Figure record listings

[BEGIN]

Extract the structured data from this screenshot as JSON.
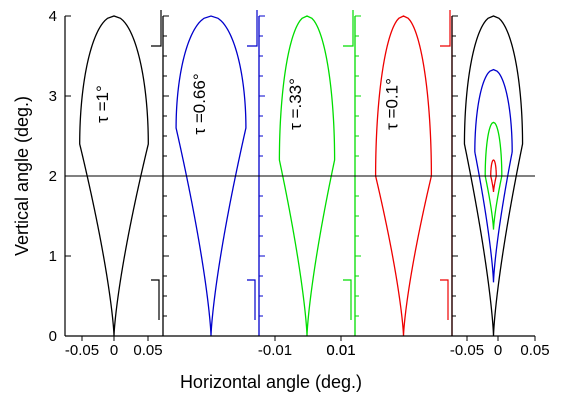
{
  "chart_data": {
    "type": "line",
    "xlabel": "Horizontal angle (deg.)",
    "ylabel": "Vertical angle (deg.)",
    "ylim": [
      0,
      4
    ],
    "yticks": [
      "0",
      "1",
      "2",
      "3",
      "4"
    ],
    "reference_line_y": 2,
    "colors": {
      "tau_1": "#000000",
      "tau_066": "#0000cc",
      "tau_033": "#00dd00",
      "tau_01": "#ee0000"
    },
    "panels": [
      {
        "name": "tau-1",
        "label": "τ =1°",
        "color": "#000000",
        "xlim": [
          -0.06,
          0.06
        ],
        "xticks": [
          "-0.05",
          "0",
          "0.05"
        ],
        "curve": {
          "y_min": 0,
          "y_max": 4,
          "y_widest": 2.4,
          "half_width": 0.042
        }
      },
      {
        "name": "tau-066",
        "label": "τ =0.66°",
        "color": "#0000cc",
        "xlim": [
          -0.055,
          0.055
        ],
        "xticks": [],
        "curve": {
          "y_min": 0,
          "y_max": 4,
          "y_widest": 2.6,
          "half_width": 0.04
        }
      },
      {
        "name": "tau-033",
        "label": "τ =.33°",
        "color": "#00dd00",
        "xlim": [
          -0.02,
          0.02
        ],
        "xticks": [
          "-0.01",
          "0.01"
        ],
        "curve": {
          "y_min": 0,
          "y_max": 4,
          "y_widest": 2.2,
          "half_width": 0.0115
        }
      },
      {
        "name": "tau-01",
        "label": "τ =0.1°",
        "color": "#ee0000",
        "xlim": [
          -0.02,
          0.02
        ],
        "xticks": [
          "0.01"
        ],
        "curve": {
          "y_min": 0,
          "y_max": 4,
          "y_widest": 2.0,
          "half_width": 0.0115
        }
      },
      {
        "name": "combined",
        "label": "",
        "color": "#000000",
        "xlim": [
          -0.06,
          0.06
        ],
        "xticks": [
          "-0.05",
          "0",
          "0.05"
        ],
        "curves": [
          {
            "color": "#000000",
            "y_min": 0,
            "y_max": 4,
            "y_widest": 2.4,
            "half_width": 0.042
          },
          {
            "color": "#0000cc",
            "y_min": 0.67,
            "y_max": 3.33,
            "y_widest": 2.3,
            "half_width": 0.027
          },
          {
            "color": "#00dd00",
            "y_min": 1.33,
            "y_max": 2.67,
            "y_widest": 2.0,
            "half_width": 0.012
          },
          {
            "color": "#ee0000",
            "y_min": 1.8,
            "y_max": 2.2,
            "y_widest": 2.0,
            "half_width": 0.004
          }
        ]
      }
    ]
  }
}
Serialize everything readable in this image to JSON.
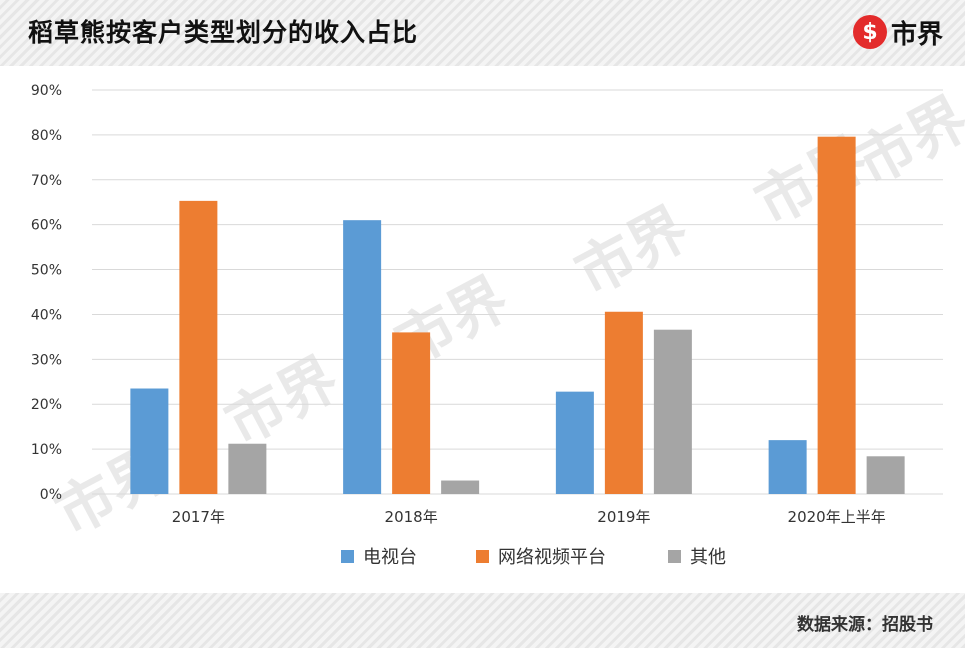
{
  "header": {
    "title": "稻草熊按客户类型划分的收入占比",
    "logo_glyph": "$",
    "logo_text": "市界"
  },
  "footer": {
    "source": "数据来源：招股书"
  },
  "watermark": "市界",
  "colors": {
    "series": [
      "#5b9bd5",
      "#ed7d31",
      "#a5a5a5"
    ],
    "grid": "#d9d9d9",
    "logo": "#e32b2b"
  },
  "chart_data": {
    "type": "bar",
    "title": "稻草熊按客户类型划分的收入占比",
    "categories": [
      "2017年",
      "2018年",
      "2019年",
      "2020年上半年"
    ],
    "series": [
      {
        "name": "电视台",
        "values": [
          23.5,
          61,
          22.8,
          12
        ]
      },
      {
        "name": "网络视频平台",
        "values": [
          65.3,
          36,
          40.6,
          79.6
        ]
      },
      {
        "name": "其他",
        "values": [
          11.2,
          3,
          36.6,
          8.4
        ]
      }
    ],
    "y_ticks": [
      "0%",
      "10%",
      "20%",
      "30%",
      "40%",
      "50%",
      "60%",
      "70%",
      "80%",
      "90%"
    ],
    "ylim": [
      0,
      90
    ],
    "ylabel": "",
    "xlabel": "",
    "grid": true,
    "legend_position": "bottom"
  }
}
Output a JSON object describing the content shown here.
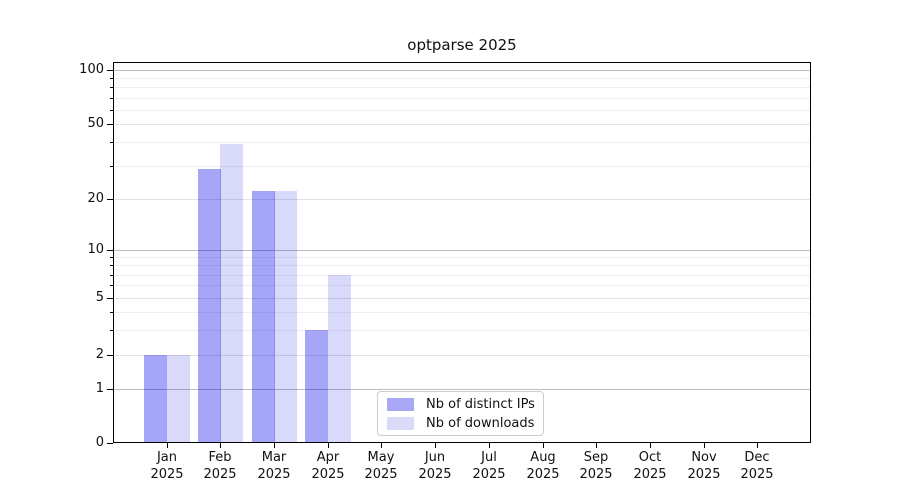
{
  "chart_data": {
    "type": "bar",
    "title": "optparse 2025",
    "categories": [
      "Jan",
      "Feb",
      "Mar",
      "Apr",
      "May",
      "Jun",
      "Jul",
      "Aug",
      "Sep",
      "Oct",
      "Nov",
      "Dec"
    ],
    "year": "2025",
    "series": [
      {
        "name": "Nb of distinct IPs",
        "swatch_color": "#a8a8f7",
        "fill_rgba": "rgba(0,0,235,0.35)",
        "values": [
          2,
          29,
          22,
          3,
          0,
          0,
          0,
          0,
          0,
          0,
          0,
          0
        ]
      },
      {
        "name": "Nb of downloads",
        "swatch_color": "#dadaf9",
        "fill_rgba": "rgba(0,0,220,0.15)",
        "values": [
          2,
          39,
          22,
          7,
          0,
          0,
          0,
          0,
          0,
          0,
          0,
          0
        ]
      }
    ],
    "y_axis": {
      "scale": "log above 1, linear 0-1",
      "tick_labels": [
        "100",
        "50",
        "20",
        "10",
        "5",
        "2",
        "1",
        "0"
      ],
      "tick_values": [
        100,
        50,
        20,
        10,
        5,
        2,
        1,
        0
      ],
      "minor_gridlines": [
        3,
        4,
        6,
        7,
        8,
        9,
        30,
        40,
        60,
        70,
        80,
        90
      ],
      "range": [
        0,
        111
      ]
    },
    "legend": {
      "items": [
        "Nb of distinct IPs",
        "Nb of downloads"
      ],
      "position": "inside plot, lower center-left"
    },
    "grid": {
      "decade_color": "#bdbdbd",
      "labeled_color": "#e2e2e2",
      "minor_color": "#efefef"
    },
    "xlabel": "",
    "ylabel": ""
  }
}
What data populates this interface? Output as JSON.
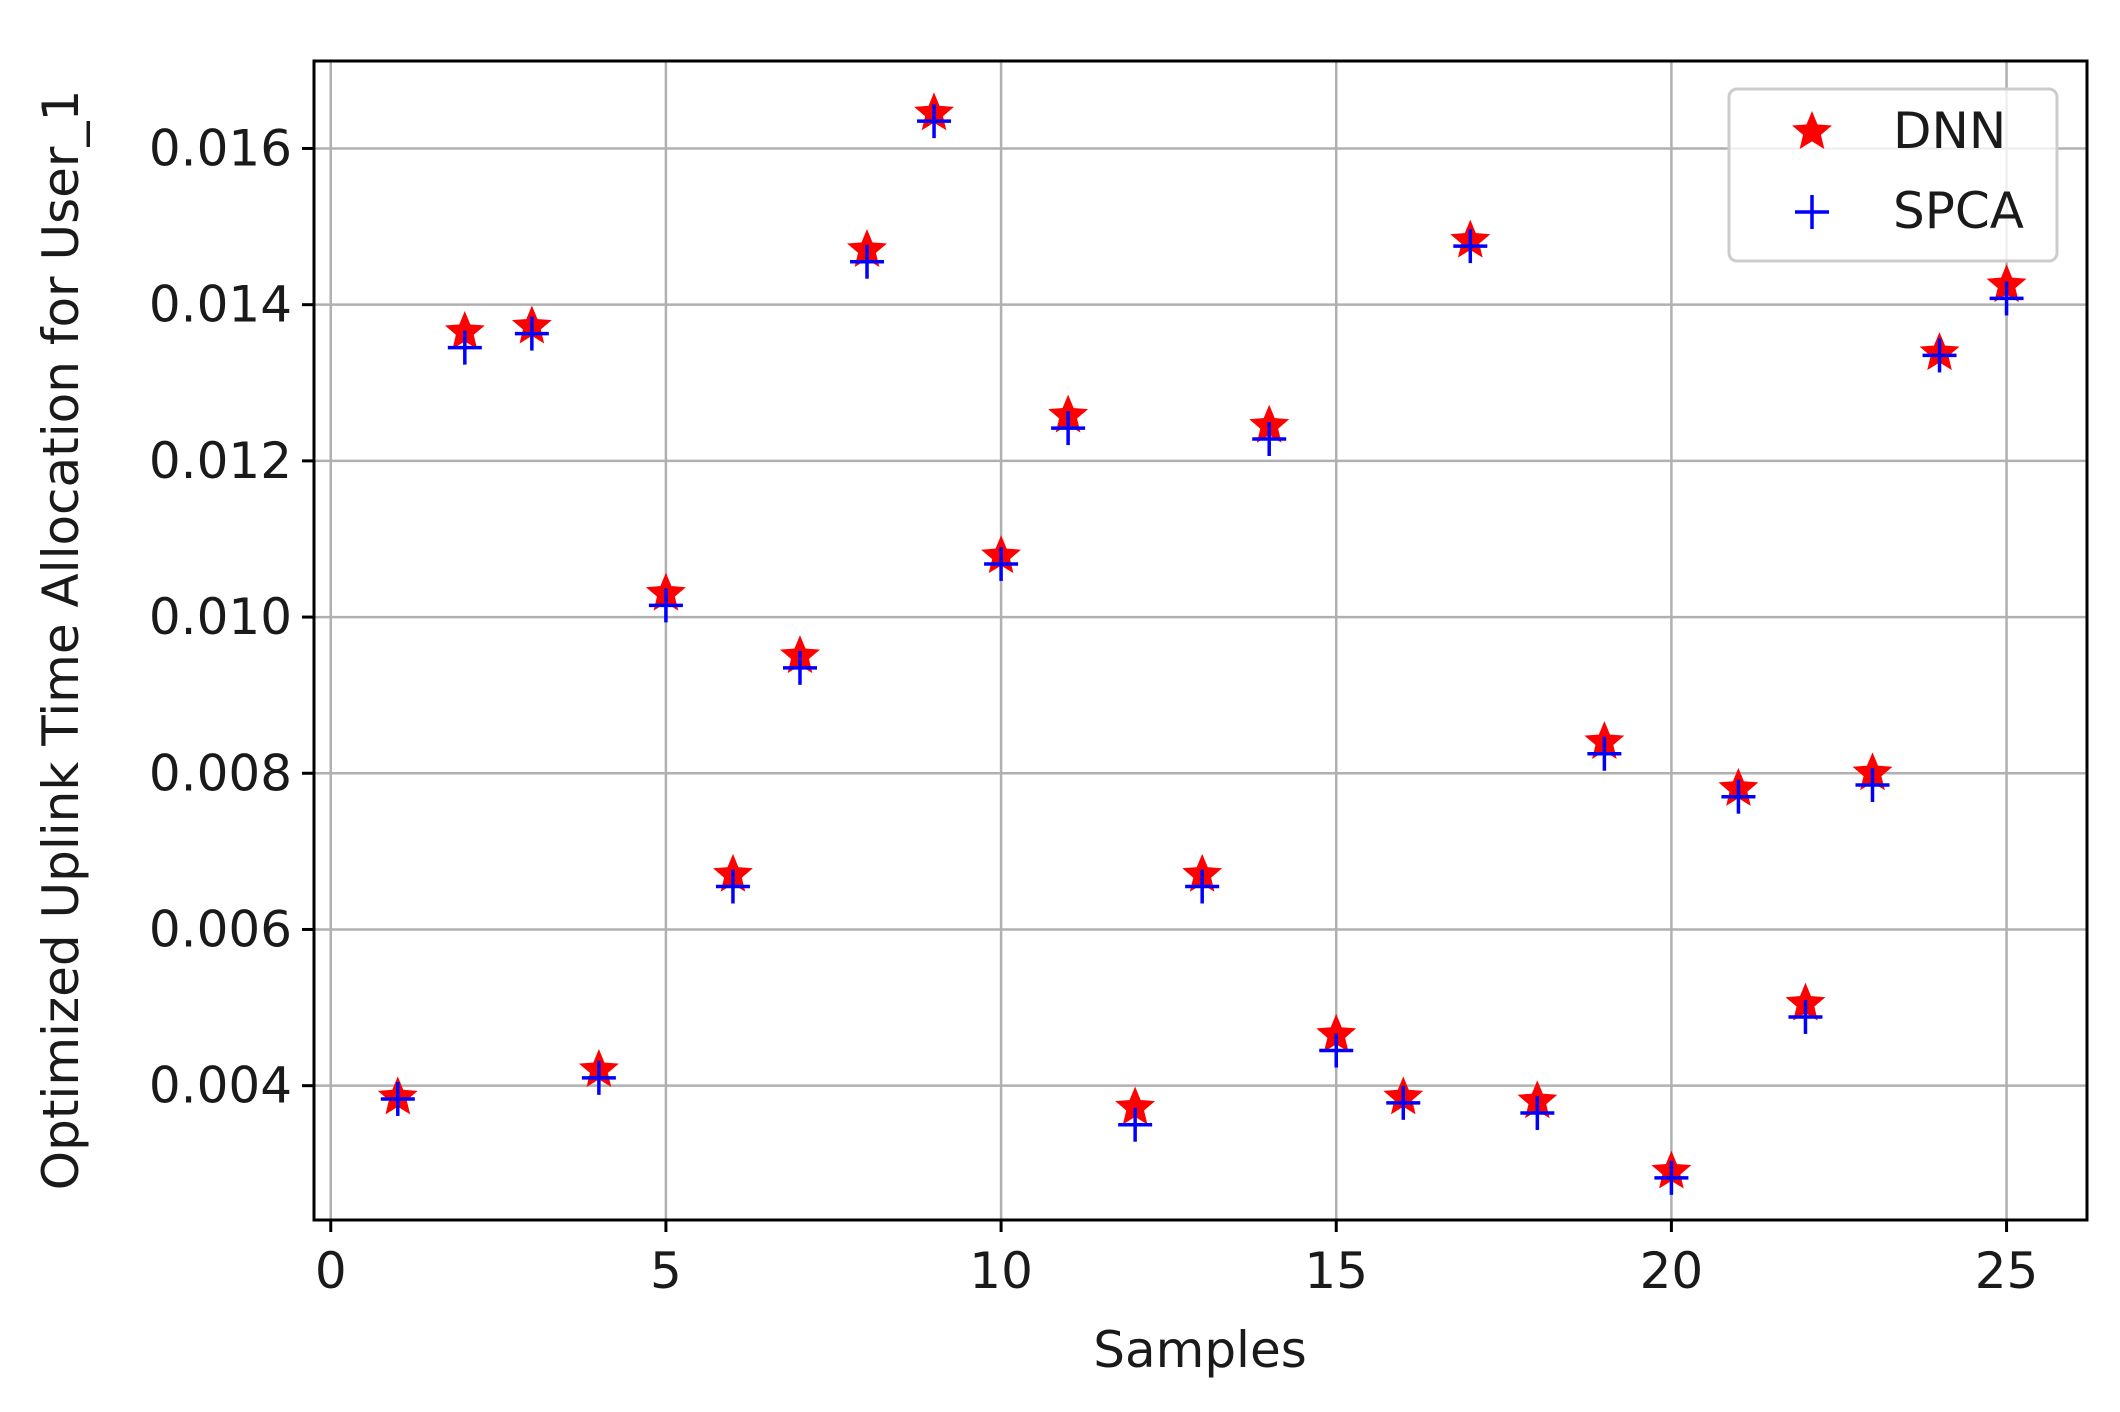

[END]

» Your task:
Transcribe the full listing above exactly as it stands, minus the pictures.

» Task response:
Extract the structured data from this screenshot as JSON.
{
  "chart_data": {
    "type": "line",
    "xlabel": "Horizontal angle (deg.)",
    "ylabel": "Vertical angle (deg.)",
    "ylim": [
      0,
      4
    ],
    "yticks": [
      "0",
      "1",
      "2",
      "3",
      "4"
    ],
    "reference_line_y": 2,
    "colors": {
      "tau_1": "#000000",
      "tau_066": "#0000cc",
      "tau_033": "#00dd00",
      "tau_01": "#ee0000"
    },
    "panels": [
      {
        "name": "tau-1",
        "label": "τ =1°",
        "color": "#000000",
        "xlim": [
          -0.06,
          0.06
        ],
        "xticks": [
          "-0.05",
          "0",
          "0.05"
        ],
        "curve": {
          "y_min": 0,
          "y_max": 4,
          "y_widest": 2.4,
          "half_width": 0.042
        }
      },
      {
        "name": "tau-066",
        "label": "τ =0.66°",
        "color": "#0000cc",
        "xlim": [
          -0.055,
          0.055
        ],
        "xticks": [],
        "curve": {
          "y_min": 0,
          "y_max": 4,
          "y_widest": 2.6,
          "half_width": 0.04
        }
      },
      {
        "name": "tau-033",
        "label": "τ =.33°",
        "color": "#00dd00",
        "xlim": [
          -0.02,
          0.02
        ],
        "xticks": [
          "-0.01",
          "0.01"
        ],
        "curve": {
          "y_min": 0,
          "y_max": 4,
          "y_widest": 2.2,
          "half_width": 0.0115
        }
      },
      {
        "name": "tau-01",
        "label": "τ =0.1°",
        "color": "#ee0000",
        "xlim": [
          -0.02,
          0.02
        ],
        "xticks": [
          "0.01"
        ],
        "curve": {
          "y_min": 0,
          "y_max": 4,
          "y_widest": 2.0,
          "half_width": 0.0115
        }
      },
      {
        "name": "combined",
        "label": "",
        "color": "#000000",
        "xlim": [
          -0.06,
          0.06
        ],
        "xticks": [
          "-0.05",
          "0",
          "0.05"
        ],
        "curves": [
          {
            "color": "#000000",
            "y_min": 0,
            "y_max": 4,
            "y_widest": 2.4,
            "half_width": 0.042
          },
          {
            "color": "#0000cc",
            "y_min": 0.67,
            "y_max": 3.33,
            "y_widest": 2.3,
            "half_width": 0.027
          },
          {
            "color": "#00dd00",
            "y_min": 1.33,
            "y_max": 2.67,
            "y_widest": 2.0,
            "half_width": 0.012
          },
          {
            "color": "#ee0000",
            "y_min": 1.8,
            "y_max": 2.2,
            "y_widest": 2.0,
            "half_width": 0.004
          }
        ]
      }
    ]
  }
}
Serialize everything readable in this image to JSON.
{
  "header": {
    "title": "稻草熊按客户类型划分的收入占比",
    "logo_glyph": "$",
    "logo_text": "市界"
  },
  "footer": {
    "source": "数据来源：招股书"
  },
  "watermark": "市界",
  "colors": {
    "series": [
      "#5b9bd5",
      "#ed7d31",
      "#a5a5a5"
    ],
    "grid": "#d9d9d9",
    "logo": "#e32b2b"
  },
  "chart_data": {
    "type": "bar",
    "title": "稻草熊按客户类型划分的收入占比",
    "categories": [
      "2017年",
      "2018年",
      "2019年",
      "2020年上半年"
    ],
    "series": [
      {
        "name": "电视台",
        "values": [
          23.5,
          61,
          22.8,
          12
        ]
      },
      {
        "name": "网络视频平台",
        "values": [
          65.3,
          36,
          40.6,
          79.6
        ]
      },
      {
        "name": "其他",
        "values": [
          11.2,
          3,
          36.6,
          8.4
        ]
      }
    ],
    "y_ticks": [
      "0%",
      "10%",
      "20%",
      "30%",
      "40%",
      "50%",
      "60%",
      "70%",
      "80%",
      "90%"
    ],
    "ylim": [
      0,
      90
    ],
    "ylabel": "",
    "xlabel": "",
    "grid": true,
    "legend_position": "bottom"
  }
}
Output a JSON object describing the content shown here.
{
  "chart_data": {
    "type": "bar",
    "title": "optparse 2025",
    "categories": [
      "Jan",
      "Feb",
      "Mar",
      "Apr",
      "May",
      "Jun",
      "Jul",
      "Aug",
      "Sep",
      "Oct",
      "Nov",
      "Dec"
    ],
    "year": "2025",
    "series": [
      {
        "name": "Nb of distinct IPs",
        "swatch_color": "#a8a8f7",
        "fill_rgba": "rgba(0,0,235,0.35)",
        "values": [
          2,
          29,
          22,
          3,
          0,
          0,
          0,
          0,
          0,
          0,
          0,
          0
        ]
      },
      {
        "name": "Nb of downloads",
        "swatch_color": "#dadaf9",
        "fill_rgba": "rgba(0,0,220,0.15)",
        "values": [
          2,
          39,
          22,
          7,
          0,
          0,
          0,
          0,
          0,
          0,
          0,
          0
        ]
      }
    ],
    "y_axis": {
      "scale": "log above 1, linear 0-1",
      "tick_labels": [
        "100",
        "50",
        "20",
        "10",
        "5",
        "2",
        "1",
        "0"
      ],
      "tick_values": [
        100,
        50,
        20,
        10,
        5,
        2,
        1,
        0
      ],
      "minor_gridlines": [
        3,
        4,
        6,
        7,
        8,
        9,
        30,
        40,
        60,
        70,
        80,
        90
      ],
      "range": [
        0,
        111
      ]
    },
    "legend": {
      "items": [
        "Nb of distinct IPs",
        "Nb of downloads"
      ],
      "position": "inside plot, lower center-left"
    },
    "grid": {
      "decade_color": "#bdbdbd",
      "labeled_color": "#e2e2e2",
      "minor_color": "#efefef"
    },
    "xlabel": "",
    "ylabel": ""
  }
}
What data populates this interface? Output as JSON.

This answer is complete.